__Stated exercise__. Take the entries below and reproduce them word for word.

__Stored data__.

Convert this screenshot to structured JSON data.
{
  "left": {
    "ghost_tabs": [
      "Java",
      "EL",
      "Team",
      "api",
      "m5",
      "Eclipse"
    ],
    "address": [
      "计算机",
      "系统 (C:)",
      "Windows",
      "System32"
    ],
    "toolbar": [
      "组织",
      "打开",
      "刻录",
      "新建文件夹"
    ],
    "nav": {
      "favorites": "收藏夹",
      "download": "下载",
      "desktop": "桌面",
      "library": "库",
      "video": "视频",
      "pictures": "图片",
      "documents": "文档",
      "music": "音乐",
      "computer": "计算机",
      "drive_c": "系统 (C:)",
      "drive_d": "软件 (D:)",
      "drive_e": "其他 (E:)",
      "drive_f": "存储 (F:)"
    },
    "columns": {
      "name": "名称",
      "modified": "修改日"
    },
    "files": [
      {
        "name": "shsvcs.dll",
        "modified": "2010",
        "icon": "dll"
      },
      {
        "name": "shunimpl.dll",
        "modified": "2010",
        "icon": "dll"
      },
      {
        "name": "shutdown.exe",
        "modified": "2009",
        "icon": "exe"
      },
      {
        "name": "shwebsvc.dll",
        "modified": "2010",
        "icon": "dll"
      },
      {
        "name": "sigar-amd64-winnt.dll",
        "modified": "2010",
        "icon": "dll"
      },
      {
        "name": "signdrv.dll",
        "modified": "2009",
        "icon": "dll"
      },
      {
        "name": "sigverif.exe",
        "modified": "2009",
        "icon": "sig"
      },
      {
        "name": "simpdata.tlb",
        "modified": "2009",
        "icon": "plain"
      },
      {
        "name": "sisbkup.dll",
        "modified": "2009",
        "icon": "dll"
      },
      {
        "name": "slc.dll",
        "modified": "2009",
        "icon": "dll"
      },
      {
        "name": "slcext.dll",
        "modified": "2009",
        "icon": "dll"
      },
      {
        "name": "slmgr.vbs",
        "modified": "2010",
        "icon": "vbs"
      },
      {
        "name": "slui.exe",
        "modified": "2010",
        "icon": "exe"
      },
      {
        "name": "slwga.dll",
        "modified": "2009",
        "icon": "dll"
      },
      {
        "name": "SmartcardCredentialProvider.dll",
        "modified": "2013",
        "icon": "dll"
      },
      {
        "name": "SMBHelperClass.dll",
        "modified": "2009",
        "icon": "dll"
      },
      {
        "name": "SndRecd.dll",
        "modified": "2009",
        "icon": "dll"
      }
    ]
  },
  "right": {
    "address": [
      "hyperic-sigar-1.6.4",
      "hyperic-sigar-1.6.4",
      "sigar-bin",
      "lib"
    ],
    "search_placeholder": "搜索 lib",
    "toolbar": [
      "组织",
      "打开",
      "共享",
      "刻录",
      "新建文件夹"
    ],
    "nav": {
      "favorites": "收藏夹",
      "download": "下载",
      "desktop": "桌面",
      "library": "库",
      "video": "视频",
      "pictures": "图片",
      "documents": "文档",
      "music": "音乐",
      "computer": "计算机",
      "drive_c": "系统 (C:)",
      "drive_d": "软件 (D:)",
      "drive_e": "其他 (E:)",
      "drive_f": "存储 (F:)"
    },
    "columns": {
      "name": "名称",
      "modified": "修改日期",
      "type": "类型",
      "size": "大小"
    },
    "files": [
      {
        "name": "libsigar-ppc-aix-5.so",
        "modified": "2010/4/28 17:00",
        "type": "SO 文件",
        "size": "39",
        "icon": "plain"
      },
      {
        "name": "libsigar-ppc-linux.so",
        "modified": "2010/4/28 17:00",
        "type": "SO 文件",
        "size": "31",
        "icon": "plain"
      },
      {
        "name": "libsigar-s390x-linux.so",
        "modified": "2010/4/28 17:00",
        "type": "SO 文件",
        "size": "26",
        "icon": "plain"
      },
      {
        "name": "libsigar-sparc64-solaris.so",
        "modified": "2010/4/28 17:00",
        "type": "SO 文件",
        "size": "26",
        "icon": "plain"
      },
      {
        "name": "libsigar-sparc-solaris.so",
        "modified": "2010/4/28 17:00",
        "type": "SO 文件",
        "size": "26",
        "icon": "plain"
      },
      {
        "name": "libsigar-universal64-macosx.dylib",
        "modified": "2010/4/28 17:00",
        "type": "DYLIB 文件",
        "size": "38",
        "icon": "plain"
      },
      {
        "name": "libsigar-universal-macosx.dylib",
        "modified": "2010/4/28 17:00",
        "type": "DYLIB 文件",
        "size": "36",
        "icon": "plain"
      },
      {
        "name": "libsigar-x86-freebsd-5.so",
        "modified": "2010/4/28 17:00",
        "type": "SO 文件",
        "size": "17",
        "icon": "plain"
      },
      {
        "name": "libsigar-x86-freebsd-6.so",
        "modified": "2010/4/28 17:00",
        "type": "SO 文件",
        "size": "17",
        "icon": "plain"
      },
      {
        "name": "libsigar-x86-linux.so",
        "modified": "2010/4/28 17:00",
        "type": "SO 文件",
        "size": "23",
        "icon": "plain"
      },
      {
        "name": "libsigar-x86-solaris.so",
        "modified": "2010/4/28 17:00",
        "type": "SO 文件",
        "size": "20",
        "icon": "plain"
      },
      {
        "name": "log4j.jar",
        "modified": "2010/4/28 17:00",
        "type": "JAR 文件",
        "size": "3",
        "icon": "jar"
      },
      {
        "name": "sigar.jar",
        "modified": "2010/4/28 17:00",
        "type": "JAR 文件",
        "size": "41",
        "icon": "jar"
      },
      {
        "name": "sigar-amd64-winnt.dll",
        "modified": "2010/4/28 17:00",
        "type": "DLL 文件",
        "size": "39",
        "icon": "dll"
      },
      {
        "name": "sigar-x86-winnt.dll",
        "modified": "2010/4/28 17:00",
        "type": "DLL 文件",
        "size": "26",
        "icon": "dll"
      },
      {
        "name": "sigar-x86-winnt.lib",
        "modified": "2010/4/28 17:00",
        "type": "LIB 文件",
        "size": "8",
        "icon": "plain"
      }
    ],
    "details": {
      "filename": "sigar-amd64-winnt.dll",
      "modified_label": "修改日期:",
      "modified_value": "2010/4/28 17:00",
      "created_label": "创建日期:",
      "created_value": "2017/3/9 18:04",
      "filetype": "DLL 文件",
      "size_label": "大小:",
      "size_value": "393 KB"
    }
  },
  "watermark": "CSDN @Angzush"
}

__Written answer__.
Convert this screenshot to structured JSON data.
{
  "left": {
    "ghost_tabs": [
      "Java",
      "EL",
      "Team",
      "api",
      "m5",
      "Eclipse"
    ],
    "address": [
      "计算机",
      "系统 (C:)",
      "Windows",
      "System32"
    ],
    "toolbar": [
      "组织",
      "打开",
      "刻录",
      "新建文件夹"
    ],
    "nav": {
      "favorites": "收藏夹",
      "download": "下载",
      "desktop": "桌面",
      "library": "库",
      "video": "视频",
      "pictures": "图片",
      "documents": "文档",
      "music": "音乐",
      "computer": "计算机",
      "drive_c": "系统 (C:)",
      "drive_d": "软件 (D:)",
      "drive_e": "其他 (E:)",
      "drive_f": "存储 (F:)"
    },
    "columns": {
      "name": "名称",
      "modified": "修改日"
    },
    "files": [
      {
        "name": "shsvcs.dll",
        "modified": "2010",
        "icon": "dll"
      },
      {
        "name": "shunimpl.dll",
        "modified": "2010",
        "icon": "dll"
      },
      {
        "name": "shutdown.exe",
        "modified": "2009",
        "icon": "exe"
      },
      {
        "name": "shwebsvc.dll",
        "modified": "2010",
        "icon": "dll"
      },
      {
        "name": "sigar-amd64-winnt.dll",
        "modified": "2010",
        "icon": "dll"
      },
      {
        "name": "signdrv.dll",
        "modified": "2009",
        "icon": "dll"
      },
      {
        "name": "sigverif.exe",
        "modified": "2009",
        "icon": "sig"
      },
      {
        "name": "simpdata.tlb",
        "modified": "2009",
        "icon": "plain"
      },
      {
        "name": "sisbkup.dll",
        "modified": "2009",
        "icon": "dll"
      },
      {
        "name": "slc.dll",
        "modified": "2009",
        "icon": "dll"
      },
      {
        "name": "slcext.dll",
        "modified": "2009",
        "icon": "dll"
      },
      {
        "name": "slmgr.vbs",
        "modified": "2010",
        "icon": "vbs"
      },
      {
        "name": "slui.exe",
        "modified": "2010",
        "icon": "exe"
      },
      {
        "name": "slwga.dll",
        "modified": "2009",
        "icon": "dll"
      },
      {
        "name": "SmartcardCredentialProvider.dll",
        "modified": "2013",
        "icon": "dll"
      },
      {
        "name": "SMBHelperClass.dll",
        "modified": "2009",
        "icon": "dll"
      },
      {
        "name": "SndRecd.dll",
        "modified": "2009",
        "icon": "dll"
      }
    ]
  },
  "right": {
    "address": [
      "hyperic-sigar-1.6.4",
      "hyperic-sigar-1.6.4",
      "sigar-bin",
      "lib"
    ],
    "search_placeholder": "搜索 lib",
    "toolbar": [
      "组织",
      "打开",
      "共享",
      "刻录",
      "新建文件夹"
    ],
    "nav": {
      "favorites": "收藏夹",
      "download": "下载",
      "desktop": "桌面",
      "library": "库",
      "video": "视频",
      "pictures": "图片",
      "documents": "文档",
      "music": "音乐",
      "computer": "计算机",
      "drive_c": "系统 (C:)",
      "drive_d": "软件 (D:)",
      "drive_e": "其他 (E:)",
      "drive_f": "存储 (F:)"
    },
    "columns": {
      "name": "名称",
      "modified": "修改日期",
      "type": "类型",
      "size": "大小"
    },
    "files": [
      {
        "name": "libsigar-ppc-aix-5.so",
        "modified": "2010/4/28 17:00",
        "type": "SO 文件",
        "size": "39",
        "icon": "plain"
      },
      {
        "name": "libsigar-ppc-linux.so",
        "modified": "2010/4/28 17:00",
        "type": "SO 文件",
        "size": "31",
        "icon": "plain"
      },
      {
        "name": "libsigar-s390x-linux.so",
        "modified": "2010/4/28 17:00",
        "type": "SO 文件",
        "size": "26",
        "icon": "plain"
      },
      {
        "name": "libsigar-sparc64-solaris.so",
        "modified": "2010/4/28 17:00",
        "type": "SO 文件",
        "size": "26",
        "icon": "plain"
      },
      {
        "name": "libsigar-sparc-solaris.so",
        "modified": "2010/4/28 17:00",
        "type": "SO 文件",
        "size": "26",
        "icon": "plain"
      },
      {
        "name": "libsigar-universal64-macosx.dylib",
        "modified": "2010/4/28 17:00",
        "type": "DYLIB 文件",
        "size": "38",
        "icon": "plain"
      },
      {
        "name": "libsigar-universal-macosx.dylib",
        "modified": "2010/4/28 17:00",
        "type": "DYLIB 文件",
        "size": "36",
        "icon": "plain"
      },
      {
        "name": "libsigar-x86-freebsd-5.so",
        "modified": "2010/4/28 17:00",
        "type": "SO 文件",
        "size": "17",
        "icon": "plain"
      },
      {
        "name": "libsigar-x86-freebsd-6.so",
        "modified": "2010/4/28 17:00",
        "type": "SO 文件",
        "size": "17",
        "icon": "plain"
      },
      {
        "name": "libsigar-x86-linux.so",
        "modified": "2010/4/28 17:00",
        "type": "SO 文件",
        "size": "23",
        "icon": "plain"
      },
      {
        "name": "libsigar-x86-solaris.so",
        "modified": "2010/4/28 17:00",
        "type": "SO 文件",
        "size": "20",
        "icon": "plain"
      },
      {
        "name": "log4j.jar",
        "modified": "2010/4/28 17:00",
        "type": "JAR 文件",
        "size": "3",
        "icon": "jar"
      },
      {
        "name": "sigar.jar",
        "modified": "2010/4/28 17:00",
        "type": "JAR 文件",
        "size": "41",
        "icon": "jar"
      },
      {
        "name": "sigar-amd64-winnt.dll",
        "modified": "2010/4/28 17:00",
        "type": "DLL 文件",
        "size": "39",
        "icon": "dll"
      },
      {
        "name": "sigar-x86-winnt.dll",
        "modified": "2010/4/28 17:00",
        "type": "DLL 文件",
        "size": "26",
        "icon": "dll"
      },
      {
        "name": "sigar-x86-winnt.lib",
        "modified": "2010/4/28 17:00",
        "type": "LIB 文件",
        "size": "8",
        "icon": "plain"
      }
    ],
    "details": {
      "filename": "sigar-amd64-winnt.dll",
      "modified_label": "修改日期:",
      "modified_value": "2010/4/28 17:00",
      "created_label": "创建日期:",
      "created_value": "2017/3/9 18:04",
      "filetype": "DLL 文件",
      "size_label": "大小:",
      "size_value": "393 KB"
    }
  },
  "watermark": "CSDN @Angzush"
}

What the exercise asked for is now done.